(Objective):
Locate all lines with the word "this" and copy them out.

————

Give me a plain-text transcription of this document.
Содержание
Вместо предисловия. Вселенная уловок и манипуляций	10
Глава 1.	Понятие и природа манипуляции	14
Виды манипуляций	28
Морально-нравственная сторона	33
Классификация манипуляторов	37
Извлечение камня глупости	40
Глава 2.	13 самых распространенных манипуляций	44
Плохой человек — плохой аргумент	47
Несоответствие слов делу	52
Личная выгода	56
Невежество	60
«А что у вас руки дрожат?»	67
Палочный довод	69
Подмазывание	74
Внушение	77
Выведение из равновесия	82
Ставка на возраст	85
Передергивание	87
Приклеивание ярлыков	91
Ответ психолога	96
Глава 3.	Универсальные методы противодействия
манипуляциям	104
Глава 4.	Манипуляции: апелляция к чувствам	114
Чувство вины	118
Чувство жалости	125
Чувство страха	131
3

————

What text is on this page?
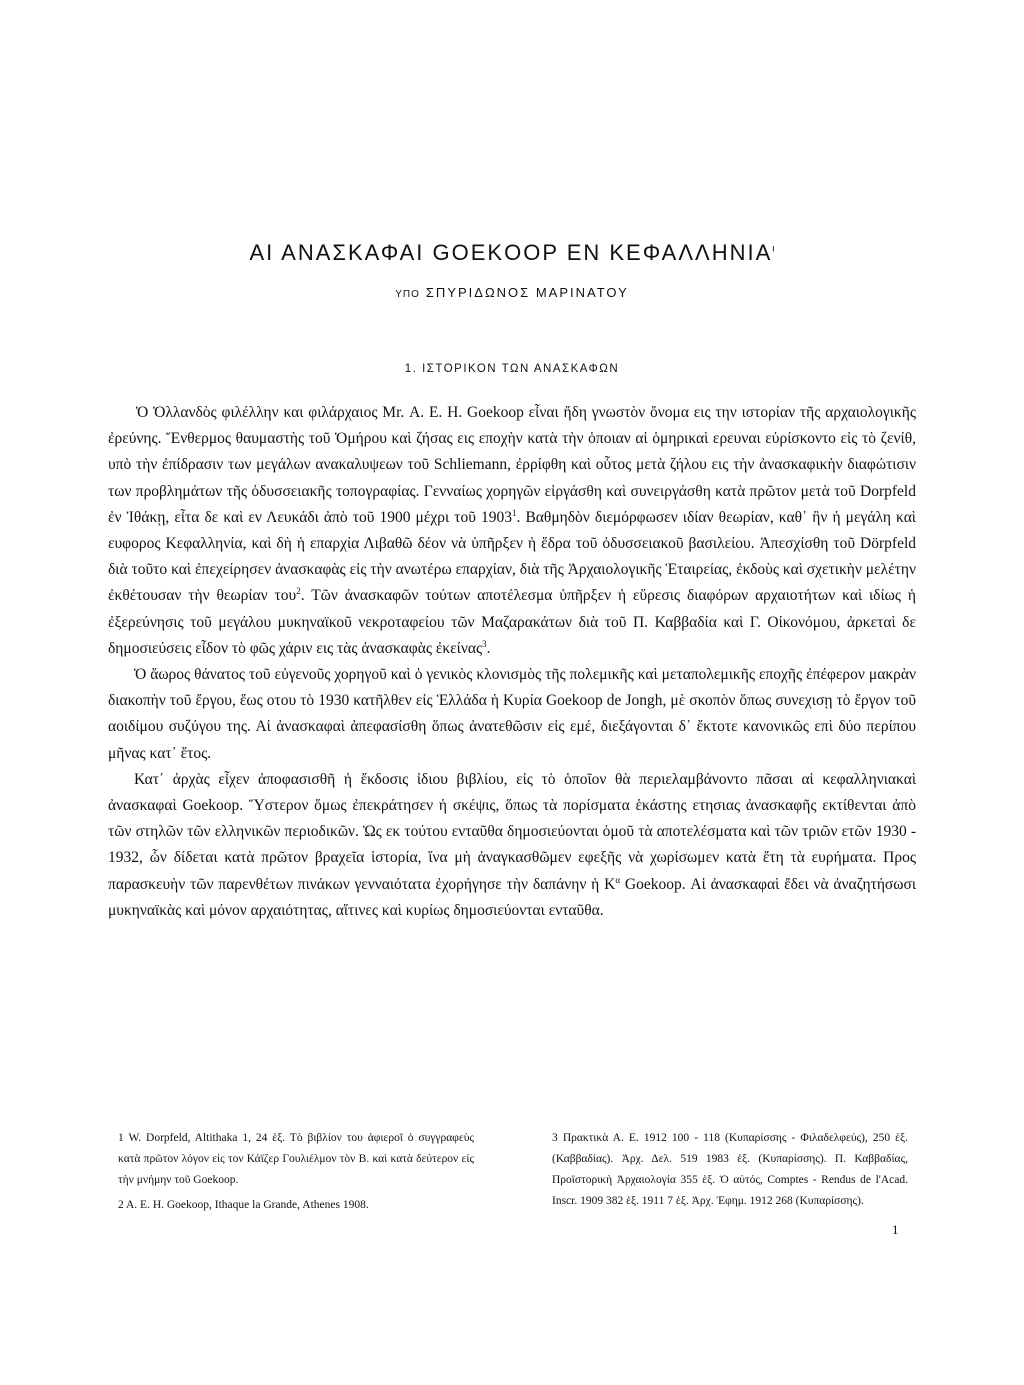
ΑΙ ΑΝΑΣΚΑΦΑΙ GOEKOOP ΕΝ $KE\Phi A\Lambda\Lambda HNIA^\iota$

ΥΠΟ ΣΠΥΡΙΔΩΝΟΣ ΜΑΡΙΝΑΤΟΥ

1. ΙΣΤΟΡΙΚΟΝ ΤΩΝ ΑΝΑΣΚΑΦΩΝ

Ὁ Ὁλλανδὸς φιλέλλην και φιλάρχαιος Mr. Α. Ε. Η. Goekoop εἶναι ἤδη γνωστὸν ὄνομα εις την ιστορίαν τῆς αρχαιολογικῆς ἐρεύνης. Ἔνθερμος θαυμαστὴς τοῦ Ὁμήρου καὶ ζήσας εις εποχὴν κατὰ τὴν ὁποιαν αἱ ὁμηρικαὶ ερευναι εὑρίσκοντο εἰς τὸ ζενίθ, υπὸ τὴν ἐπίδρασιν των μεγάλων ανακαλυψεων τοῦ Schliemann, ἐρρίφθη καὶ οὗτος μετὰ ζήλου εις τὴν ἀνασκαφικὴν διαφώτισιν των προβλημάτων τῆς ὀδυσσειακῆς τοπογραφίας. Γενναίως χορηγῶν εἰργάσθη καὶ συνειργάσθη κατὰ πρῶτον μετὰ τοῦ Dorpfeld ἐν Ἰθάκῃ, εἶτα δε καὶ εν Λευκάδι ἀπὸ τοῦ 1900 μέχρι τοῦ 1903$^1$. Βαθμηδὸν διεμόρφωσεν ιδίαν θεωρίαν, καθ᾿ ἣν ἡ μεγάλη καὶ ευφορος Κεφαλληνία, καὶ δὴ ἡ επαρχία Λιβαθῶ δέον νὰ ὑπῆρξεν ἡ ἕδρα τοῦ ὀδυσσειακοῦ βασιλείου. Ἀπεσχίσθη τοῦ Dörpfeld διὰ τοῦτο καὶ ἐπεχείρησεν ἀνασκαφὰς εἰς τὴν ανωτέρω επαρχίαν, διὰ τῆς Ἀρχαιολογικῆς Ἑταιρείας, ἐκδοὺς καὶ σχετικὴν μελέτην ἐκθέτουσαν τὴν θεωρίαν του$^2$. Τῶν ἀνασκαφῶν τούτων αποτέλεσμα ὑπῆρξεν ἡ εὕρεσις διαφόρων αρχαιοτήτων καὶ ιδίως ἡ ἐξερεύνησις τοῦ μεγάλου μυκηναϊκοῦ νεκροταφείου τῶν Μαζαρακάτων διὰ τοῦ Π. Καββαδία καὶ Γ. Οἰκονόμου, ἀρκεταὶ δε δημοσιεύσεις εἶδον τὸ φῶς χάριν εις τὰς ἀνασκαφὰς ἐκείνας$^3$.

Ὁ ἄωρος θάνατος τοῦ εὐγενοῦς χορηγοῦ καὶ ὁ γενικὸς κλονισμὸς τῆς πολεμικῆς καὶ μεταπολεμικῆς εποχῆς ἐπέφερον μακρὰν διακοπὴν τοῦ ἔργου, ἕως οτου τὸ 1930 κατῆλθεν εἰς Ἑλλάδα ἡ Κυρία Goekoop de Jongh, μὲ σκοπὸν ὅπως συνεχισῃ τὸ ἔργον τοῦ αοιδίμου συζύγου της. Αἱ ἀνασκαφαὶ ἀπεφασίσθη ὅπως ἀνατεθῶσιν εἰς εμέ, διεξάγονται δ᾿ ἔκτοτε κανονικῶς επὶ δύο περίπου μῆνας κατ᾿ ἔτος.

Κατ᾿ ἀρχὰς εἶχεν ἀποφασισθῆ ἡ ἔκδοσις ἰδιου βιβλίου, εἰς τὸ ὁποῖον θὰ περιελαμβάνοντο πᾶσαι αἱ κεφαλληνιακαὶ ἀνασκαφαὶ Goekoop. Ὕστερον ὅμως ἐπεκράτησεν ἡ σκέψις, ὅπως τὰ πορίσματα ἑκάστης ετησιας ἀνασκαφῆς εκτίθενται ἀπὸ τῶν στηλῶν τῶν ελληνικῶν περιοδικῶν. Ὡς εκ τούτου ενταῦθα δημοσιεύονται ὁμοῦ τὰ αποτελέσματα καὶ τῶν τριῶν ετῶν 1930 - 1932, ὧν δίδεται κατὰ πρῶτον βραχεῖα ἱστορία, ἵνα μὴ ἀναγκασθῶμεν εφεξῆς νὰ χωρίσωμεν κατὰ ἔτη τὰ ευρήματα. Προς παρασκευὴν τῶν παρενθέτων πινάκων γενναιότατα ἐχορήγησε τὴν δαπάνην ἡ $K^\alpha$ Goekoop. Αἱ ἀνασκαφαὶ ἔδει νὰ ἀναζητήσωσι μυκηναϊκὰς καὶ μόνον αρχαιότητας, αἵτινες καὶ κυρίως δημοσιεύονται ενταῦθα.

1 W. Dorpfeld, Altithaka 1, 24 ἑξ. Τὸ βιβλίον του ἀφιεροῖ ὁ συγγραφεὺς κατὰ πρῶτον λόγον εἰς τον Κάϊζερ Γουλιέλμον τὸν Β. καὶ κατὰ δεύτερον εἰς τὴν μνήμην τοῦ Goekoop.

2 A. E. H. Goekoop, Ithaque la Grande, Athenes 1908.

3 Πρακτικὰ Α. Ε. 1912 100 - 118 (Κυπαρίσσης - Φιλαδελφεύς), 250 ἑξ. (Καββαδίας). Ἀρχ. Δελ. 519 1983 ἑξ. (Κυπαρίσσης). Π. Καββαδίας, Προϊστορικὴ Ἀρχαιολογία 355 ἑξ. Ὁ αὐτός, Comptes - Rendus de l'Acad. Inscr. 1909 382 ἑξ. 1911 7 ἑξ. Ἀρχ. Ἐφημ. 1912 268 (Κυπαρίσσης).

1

————

(Result below):
Give me a plain-text transcription of this document.
What text is on this page?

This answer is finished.